* **STATED GOAL**
Count each line in which the word "color" appears. Reply with the total and nothing more.
>> BEGIN MATERIAL PROVIDED
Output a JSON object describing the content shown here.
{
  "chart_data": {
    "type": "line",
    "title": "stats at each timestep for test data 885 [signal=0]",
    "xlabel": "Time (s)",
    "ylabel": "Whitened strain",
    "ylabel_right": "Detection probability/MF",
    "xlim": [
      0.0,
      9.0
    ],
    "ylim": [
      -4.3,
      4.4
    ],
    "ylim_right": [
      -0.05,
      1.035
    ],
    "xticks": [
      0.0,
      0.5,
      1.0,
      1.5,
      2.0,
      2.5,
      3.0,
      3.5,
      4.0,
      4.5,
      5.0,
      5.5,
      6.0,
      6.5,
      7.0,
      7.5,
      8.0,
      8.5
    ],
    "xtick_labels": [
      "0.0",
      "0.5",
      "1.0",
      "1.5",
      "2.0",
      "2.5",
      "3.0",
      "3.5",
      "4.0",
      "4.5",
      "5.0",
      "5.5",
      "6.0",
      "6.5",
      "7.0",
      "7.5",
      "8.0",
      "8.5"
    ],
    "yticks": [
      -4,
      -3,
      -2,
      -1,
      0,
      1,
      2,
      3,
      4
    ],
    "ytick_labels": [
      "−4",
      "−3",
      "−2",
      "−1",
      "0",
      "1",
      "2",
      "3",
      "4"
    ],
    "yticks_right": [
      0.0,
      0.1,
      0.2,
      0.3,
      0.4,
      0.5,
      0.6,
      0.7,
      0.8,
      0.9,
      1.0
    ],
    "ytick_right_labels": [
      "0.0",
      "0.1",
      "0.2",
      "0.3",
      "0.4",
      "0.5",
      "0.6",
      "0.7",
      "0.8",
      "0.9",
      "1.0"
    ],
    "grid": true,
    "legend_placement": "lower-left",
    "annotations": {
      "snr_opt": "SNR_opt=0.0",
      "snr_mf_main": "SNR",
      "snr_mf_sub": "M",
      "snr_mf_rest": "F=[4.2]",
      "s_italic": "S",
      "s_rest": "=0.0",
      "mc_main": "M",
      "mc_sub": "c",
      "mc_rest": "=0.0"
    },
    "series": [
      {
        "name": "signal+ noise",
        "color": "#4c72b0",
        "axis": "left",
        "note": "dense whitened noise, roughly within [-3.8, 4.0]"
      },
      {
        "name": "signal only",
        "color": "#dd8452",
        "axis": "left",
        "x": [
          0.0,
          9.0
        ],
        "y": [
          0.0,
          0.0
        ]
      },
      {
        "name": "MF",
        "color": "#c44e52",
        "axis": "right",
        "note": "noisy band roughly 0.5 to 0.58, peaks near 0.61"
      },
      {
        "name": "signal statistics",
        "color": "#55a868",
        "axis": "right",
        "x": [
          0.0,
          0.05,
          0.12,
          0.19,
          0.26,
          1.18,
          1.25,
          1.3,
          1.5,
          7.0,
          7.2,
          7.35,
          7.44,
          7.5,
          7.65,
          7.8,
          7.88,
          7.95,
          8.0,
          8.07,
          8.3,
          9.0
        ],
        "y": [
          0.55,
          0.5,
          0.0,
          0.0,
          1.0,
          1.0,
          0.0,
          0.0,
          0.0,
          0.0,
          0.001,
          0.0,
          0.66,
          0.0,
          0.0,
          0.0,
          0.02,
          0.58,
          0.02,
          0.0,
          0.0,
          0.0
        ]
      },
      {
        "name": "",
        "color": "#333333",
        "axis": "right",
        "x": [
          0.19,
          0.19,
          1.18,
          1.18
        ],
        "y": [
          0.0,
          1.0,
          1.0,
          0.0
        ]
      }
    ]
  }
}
>> END MATERIAL PROVIDED
* **RESPONSE**
5